The request> Spot each line that carries the word "policies"; copy those lines.

(Collected data entries)
-- Start --

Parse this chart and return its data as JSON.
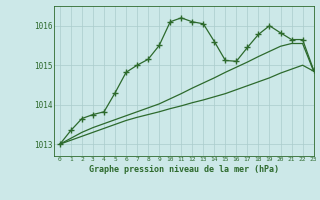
{
  "background_color": "#cce8e8",
  "plot_bg_color": "#cce8e8",
  "grid_color": "#aacccc",
  "line_color": "#2d6a2d",
  "title": "Graphe pression niveau de la mer (hPa)",
  "xlim": [
    -0.5,
    23
  ],
  "ylim": [
    1012.7,
    1016.5
  ],
  "yticks": [
    1013,
    1014,
    1015,
    1016
  ],
  "xticks": [
    0,
    1,
    2,
    3,
    4,
    5,
    6,
    7,
    8,
    9,
    10,
    11,
    12,
    13,
    14,
    15,
    16,
    17,
    18,
    19,
    20,
    21,
    22,
    23
  ],
  "series": [
    {
      "x": [
        0,
        1,
        2,
        3,
        4,
        5,
        6,
        7,
        8,
        9,
        10,
        11,
        12,
        13,
        14,
        15,
        16,
        17,
        18,
        19,
        20,
        21,
        22,
        23
      ],
      "y": [
        1013.0,
        1013.1,
        1013.2,
        1013.3,
        1013.4,
        1013.5,
        1013.6,
        1013.68,
        1013.75,
        1013.82,
        1013.9,
        1013.97,
        1014.05,
        1014.12,
        1014.2,
        1014.28,
        1014.38,
        1014.48,
        1014.58,
        1014.68,
        1014.8,
        1014.9,
        1015.0,
        1014.85
      ],
      "marker": null,
      "linewidth": 0.9,
      "linestyle": "-"
    },
    {
      "x": [
        0,
        1,
        2,
        3,
        4,
        5,
        6,
        7,
        8,
        9,
        10,
        11,
        12,
        13,
        14,
        15,
        16,
        17,
        18,
        19,
        20,
        21,
        22,
        23
      ],
      "y": [
        1013.0,
        1013.15,
        1013.3,
        1013.42,
        1013.52,
        1013.62,
        1013.72,
        1013.82,
        1013.92,
        1014.02,
        1014.15,
        1014.28,
        1014.42,
        1014.55,
        1014.68,
        1014.82,
        1014.95,
        1015.08,
        1015.22,
        1015.35,
        1015.48,
        1015.55,
        1015.55,
        1014.85
      ],
      "marker": null,
      "linewidth": 0.9,
      "linestyle": "-"
    },
    {
      "x": [
        0,
        1,
        2,
        3,
        4,
        5,
        6,
        7,
        8,
        9,
        10,
        11,
        12,
        13,
        14,
        15,
        16,
        17,
        18,
        19,
        20,
        21,
        22,
        23
      ],
      "y": [
        1013.0,
        1013.35,
        1013.65,
        1013.75,
        1013.82,
        1014.3,
        1014.82,
        1015.0,
        1015.15,
        1015.5,
        1016.1,
        1016.2,
        1016.1,
        1016.05,
        1015.6,
        1015.12,
        1015.1,
        1015.45,
        1015.78,
        1016.0,
        1015.82,
        1015.65,
        1015.65,
        1014.88
      ],
      "marker": "+",
      "markersize": 4,
      "markeredgewidth": 1.0,
      "linewidth": 0.9,
      "linestyle": "-"
    }
  ]
}
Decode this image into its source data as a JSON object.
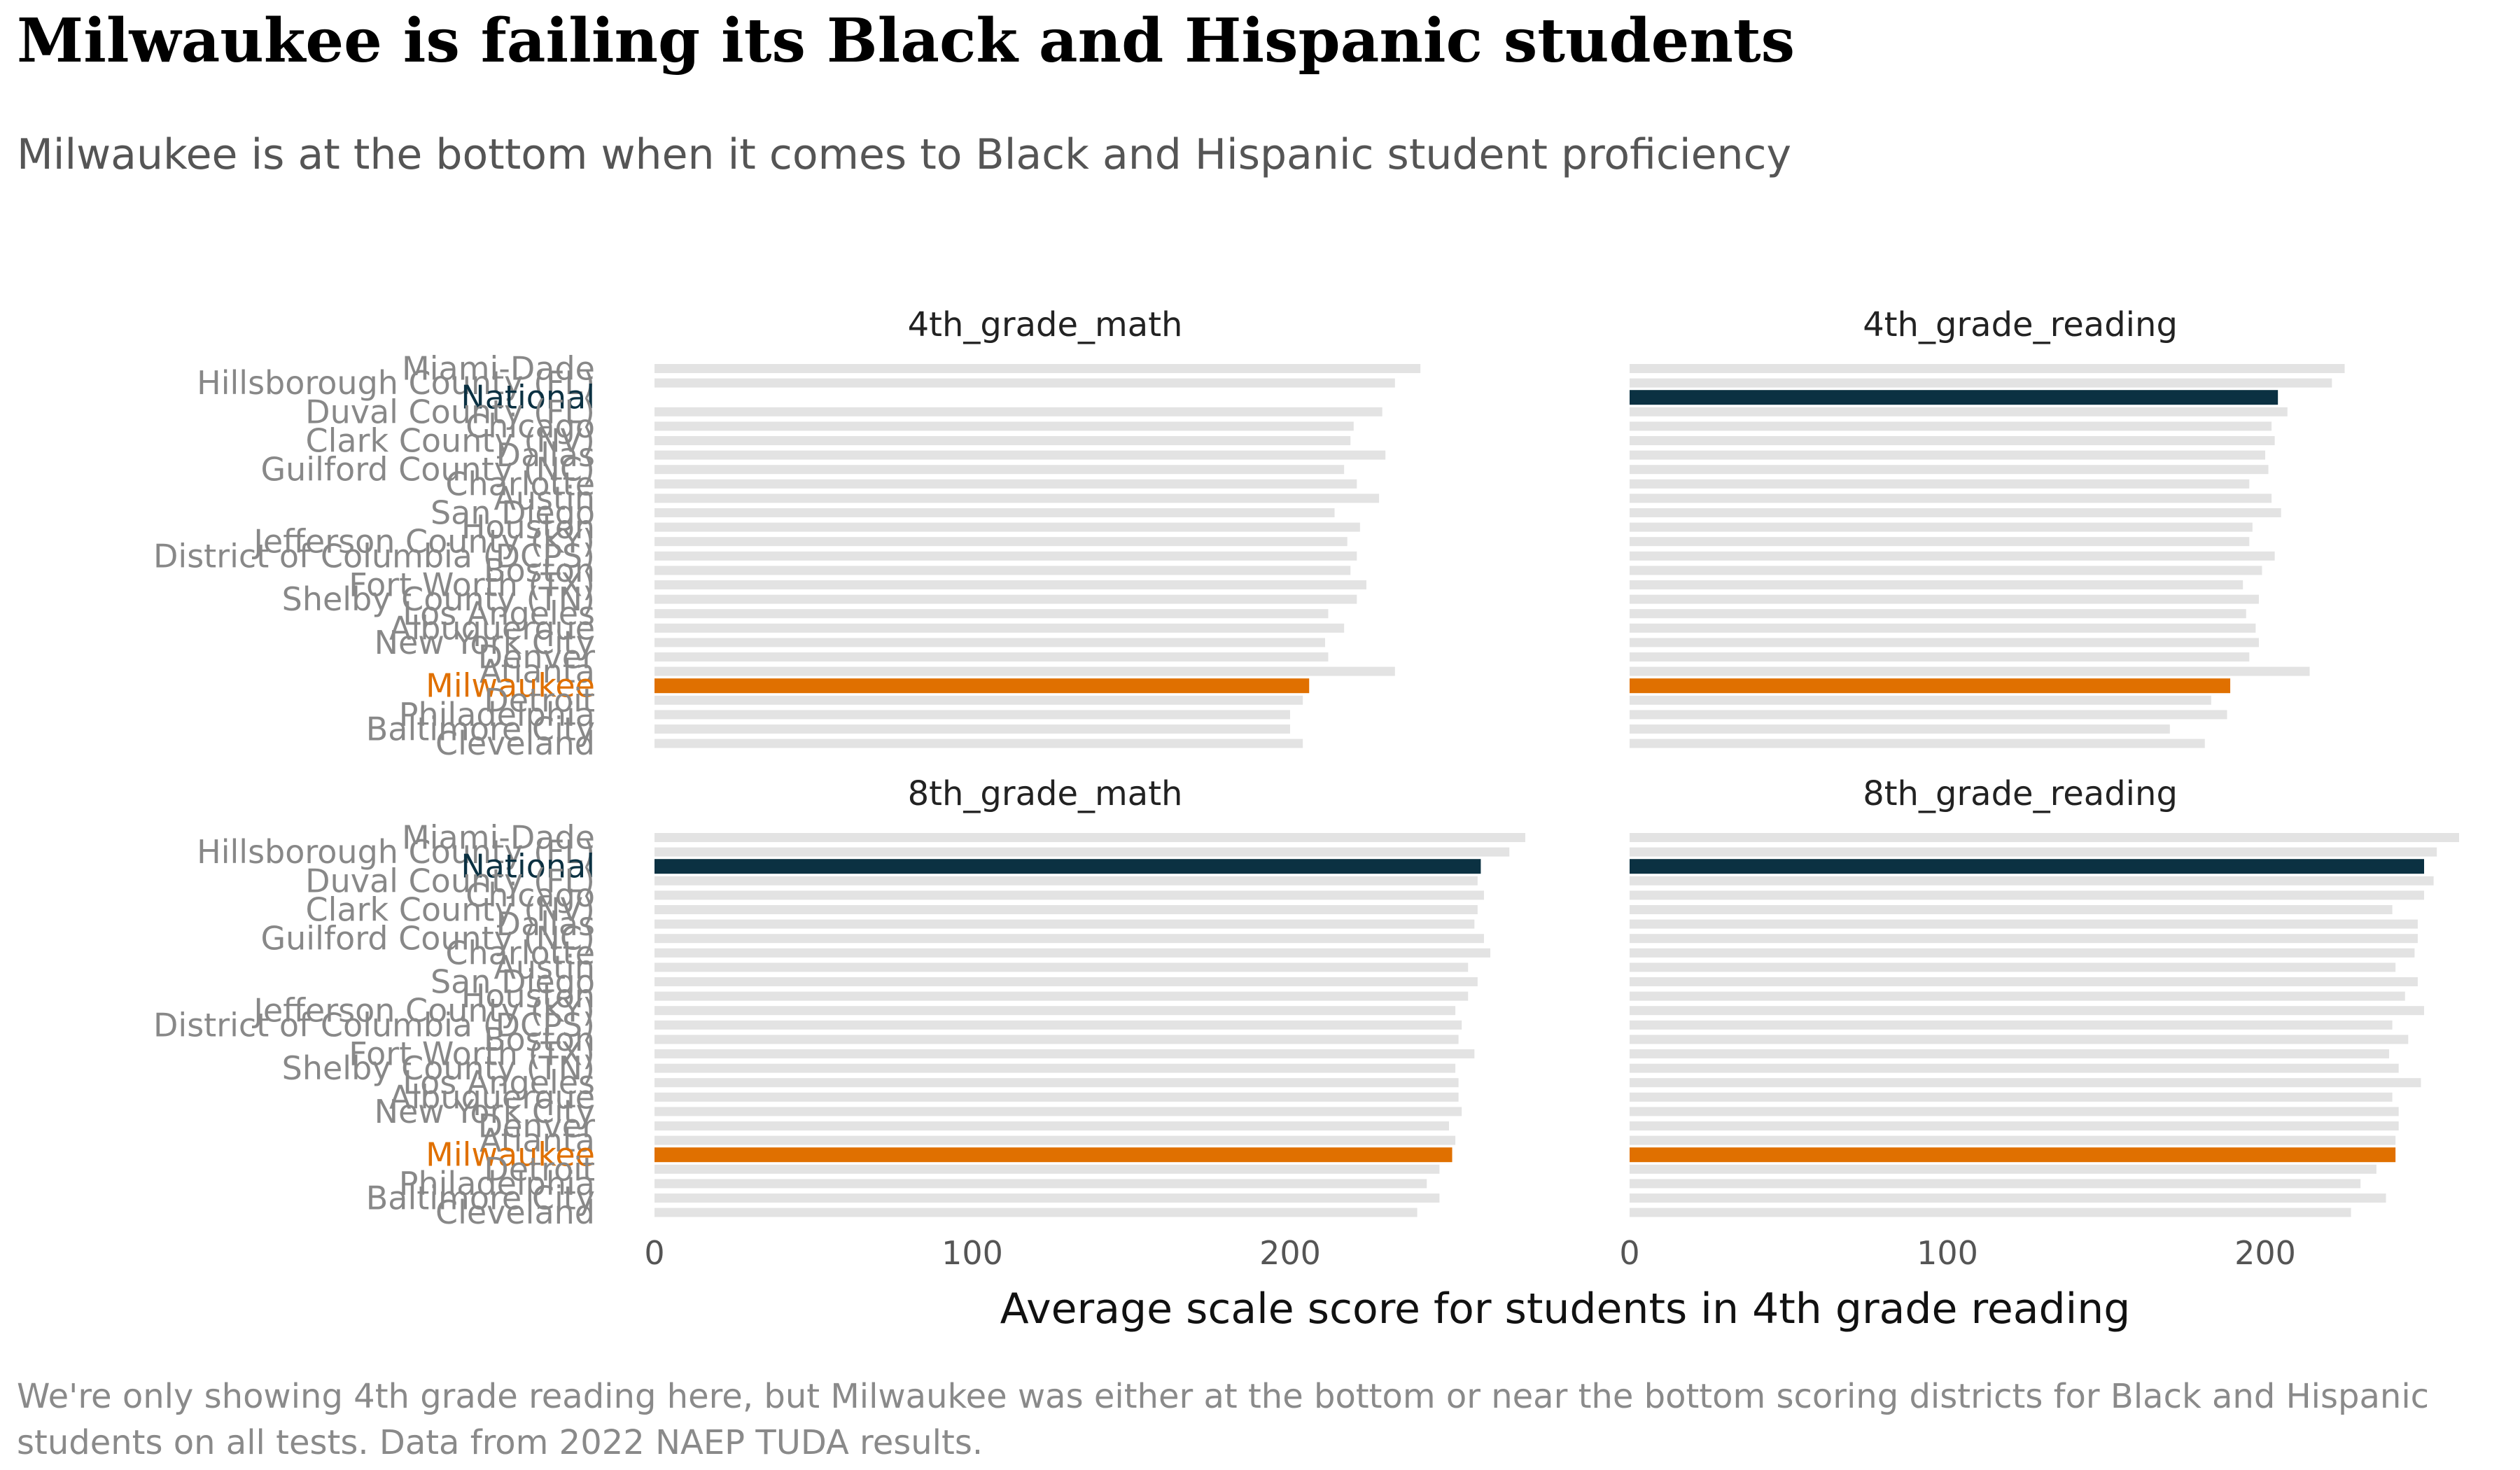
{
  "title": "Milwaukee is failing its Black and Hispanic students",
  "subtitle": "Milwaukee is at the bottom when it comes to Black and Hispanic student proficiency",
  "caption": "We're only showing 4th grade reading here, but Milwaukee was either at the bottom or near the bottom scoring districts for Black and Hispanic students on all tests. Data from 2022 NAEP TUDA results.",
  "colors": {
    "default_bar": "#e3e3e3",
    "national_bar": "#0b3142",
    "milwaukee_bar": "#e07000",
    "national_label": "#0b3142",
    "milwaukee_label": "#e07000",
    "category_label": "#888888"
  },
  "chart_data": {
    "type": "bar",
    "orientation": "horizontal",
    "facet_layout": "2x2",
    "xlabel": "Average scale score for students in 4th grade reading",
    "ylabel": "",
    "xlim": [
      0,
      270
    ],
    "xticks": [
      0,
      100,
      200
    ],
    "grid": false,
    "highlight": {
      "National": "national",
      "Milwaukee": "milwaukee"
    },
    "categories": [
      "Miami-Dade",
      "Hillsborough County (FL)",
      "National",
      "Duval County (FL)",
      "Chicago",
      "Clark County (NV)",
      "Dallas",
      "Guilford County (NC)",
      "Charlotte",
      "Austin",
      "San Diego",
      "Houston",
      "Jefferson County (KY)",
      "District of Columbia (DCPS)",
      "Boston",
      "Fort Worth (TX)",
      "Shelby County (TN)",
      "Los Angeles",
      "Albuquerque",
      "New York City",
      "Denver",
      "Atlanta",
      "Milwaukee",
      "Detroit",
      "Philadelphia",
      "Baltimore City",
      "Cleveland"
    ],
    "series": [
      {
        "name": "4th_grade_math",
        "values": [
          241,
          233,
          null,
          229,
          220,
          219,
          230,
          217,
          221,
          228,
          214,
          222,
          218,
          221,
          219,
          224,
          221,
          212,
          217,
          211,
          212,
          233,
          206,
          204,
          200,
          200,
          204
        ]
      },
      {
        "name": "4th_grade_reading",
        "values": [
          225,
          221,
          204,
          207,
          202,
          203,
          200,
          201,
          195,
          202,
          205,
          196,
          195,
          203,
          199,
          193,
          198,
          194,
          197,
          198,
          195,
          214,
          189,
          183,
          188,
          170,
          181
        ]
      },
      {
        "name": "8th_grade_math",
        "values": [
          274,
          269,
          260,
          259,
          261,
          259,
          258,
          261,
          263,
          256,
          259,
          256,
          252,
          254,
          253,
          258,
          252,
          253,
          253,
          254,
          250,
          252,
          251,
          247,
          243,
          247,
          240
        ]
      },
      {
        "name": "8th_grade_reading",
        "values": [
          261,
          254,
          250,
          253,
          250,
          240,
          248,
          248,
          247,
          241,
          248,
          244,
          250,
          240,
          245,
          239,
          242,
          249,
          240,
          242,
          242,
          241,
          241,
          235,
          230,
          238,
          227
        ]
      }
    ]
  }
}
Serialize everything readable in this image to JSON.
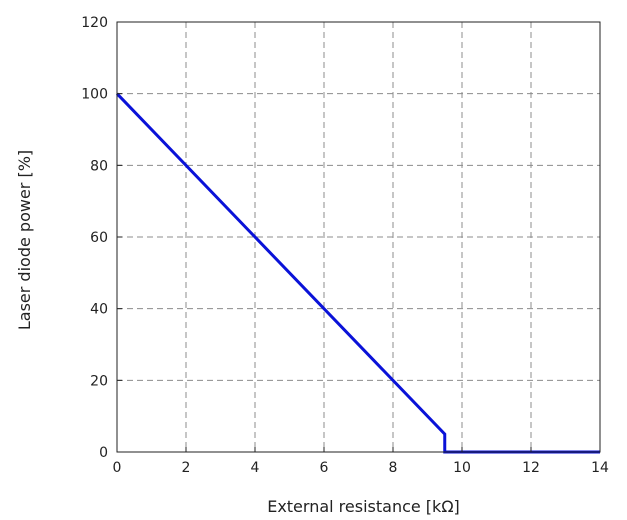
{
  "chart_data": {
    "type": "line",
    "title": "",
    "xlabel": "External resistance [kΩ]",
    "ylabel": "Laser diode power [%]",
    "xlim": [
      0,
      14
    ],
    "ylim": [
      0,
      120
    ],
    "xticks": [
      0,
      2,
      4,
      6,
      8,
      10,
      12,
      14
    ],
    "yticks": [
      0,
      20,
      40,
      60,
      80,
      100,
      120
    ],
    "xtick_labels": [
      "0",
      "2",
      "4",
      "6",
      "8",
      "10",
      "12",
      "14"
    ],
    "ytick_labels": [
      "0",
      "20",
      "40",
      "60",
      "80",
      "100",
      "120"
    ],
    "grid": true,
    "grid_style": "dashed",
    "series": [
      {
        "color": "#0a12d8",
        "x": [
          0,
          9.5,
          9.5,
          14
        ],
        "y": [
          100,
          5,
          0,
          0
        ]
      }
    ]
  }
}
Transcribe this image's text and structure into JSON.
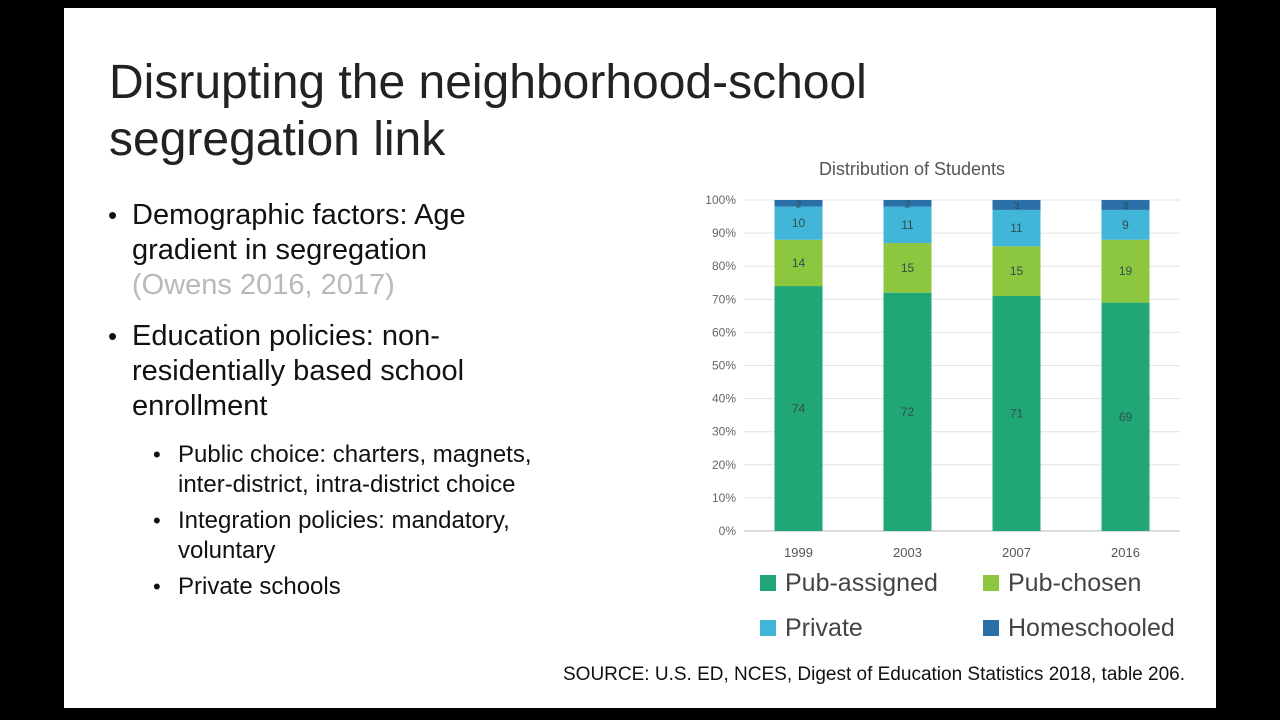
{
  "slide": {
    "title": "Disrupting the neighborhood-school segregation link",
    "bullets": [
      {
        "text": "Demographic factors: Age gradient in segregation",
        "cite": "(Owens 2016, 2017)"
      },
      {
        "text": "Education policies: non-residentially based school enrollment"
      }
    ],
    "sub_bullets": [
      "Public choice: charters, magnets, inter-district, intra-district choice",
      "Integration policies: mandatory, voluntary",
      "Private schools"
    ],
    "source": "SOURCE: U.S. ED, NCES, Digest of Education Statistics 2018, table 206."
  },
  "chart_data": {
    "type": "bar",
    "stacked": true,
    "title": "Distribution of Students",
    "categories": [
      "1999",
      "2003",
      "2007",
      "2016"
    ],
    "series": [
      {
        "name": "Pub-assigned",
        "color": "#21A675",
        "values": [
          74,
          72,
          71,
          69
        ]
      },
      {
        "name": "Pub-chosen",
        "color": "#8DC63F",
        "values": [
          14,
          15,
          15,
          19
        ]
      },
      {
        "name": "Private",
        "color": "#41B6D9",
        "values": [
          10,
          11,
          11,
          9
        ]
      },
      {
        "name": "Homeschooled",
        "color": "#2B6FA8",
        "values": [
          2,
          2,
          3,
          3
        ]
      }
    ],
    "y_ticks": [
      "0%",
      "10%",
      "20%",
      "30%",
      "40%",
      "50%",
      "60%",
      "70%",
      "80%",
      "90%",
      "100%"
    ],
    "ylim": [
      0,
      100
    ],
    "legend_position": "bottom",
    "grid": true
  }
}
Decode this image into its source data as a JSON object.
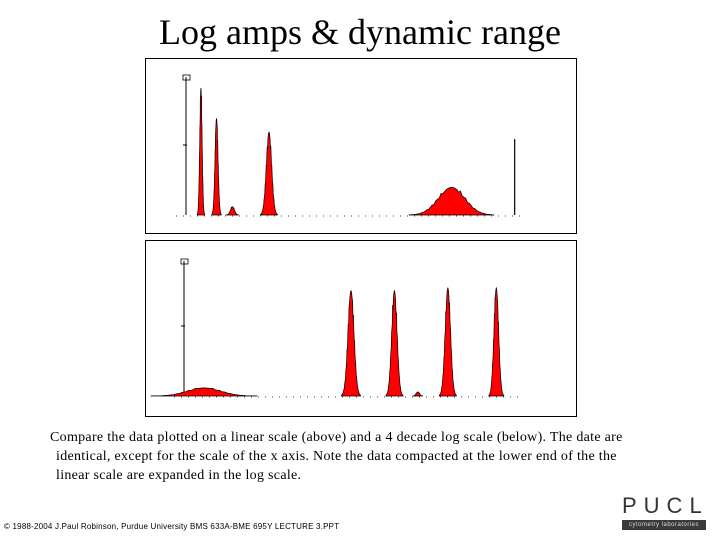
{
  "slide": {
    "title": "Log amps & dynamic range",
    "caption_lines": [
      "Compare the data plotted on a linear scale (above) and a 4 decade log scale (below). The date are",
      "identical, except for the scale of the x axis. Note the data compacted at the lower end of the the",
      "linear scale are expanded in the log scale."
    ],
    "footer": "© 1988-2004 J.Paul Robinson, Purdue University  BMS 633A-BME 695Y  LECTURE 3.PPT",
    "logo": {
      "name": "PUCL",
      "tagline": "cytometry laboratories"
    }
  },
  "colors": {
    "fill": "#ff0000",
    "line": "#000000",
    "frame": "#000000"
  },
  "histograms": {
    "linear": {
      "scale": "linear",
      "peaks": [
        {
          "center": 0.045,
          "height": 0.92,
          "width": 0.0035
        },
        {
          "center": 0.092,
          "height": 0.7,
          "width": 0.0045
        },
        {
          "center": 0.14,
          "height": 0.06,
          "width": 0.006
        },
        {
          "center": 0.25,
          "height": 0.6,
          "width": 0.008
        },
        {
          "center": 0.8,
          "height": 0.2,
          "width": 0.04
        }
      ],
      "edge_spike": {
        "x": 0.99,
        "height": 0.55
      }
    },
    "log": {
      "scale": "log 4 decade",
      "peaks": [
        {
          "center": 0.06,
          "height": 0.06,
          "width": 0.05
        },
        {
          "center": 0.5,
          "height": 0.78,
          "width": 0.009
        },
        {
          "center": 0.63,
          "height": 0.78,
          "width": 0.008
        },
        {
          "center": 0.7,
          "height": 0.03,
          "width": 0.005
        },
        {
          "center": 0.79,
          "height": 0.8,
          "width": 0.008
        },
        {
          "center": 0.935,
          "height": 0.8,
          "width": 0.007
        }
      ]
    }
  }
}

-- End --

Exercise response>
        "text": "Education policies: non-residentially based school enrollment"
      "Integration policies: mandatory, voluntary",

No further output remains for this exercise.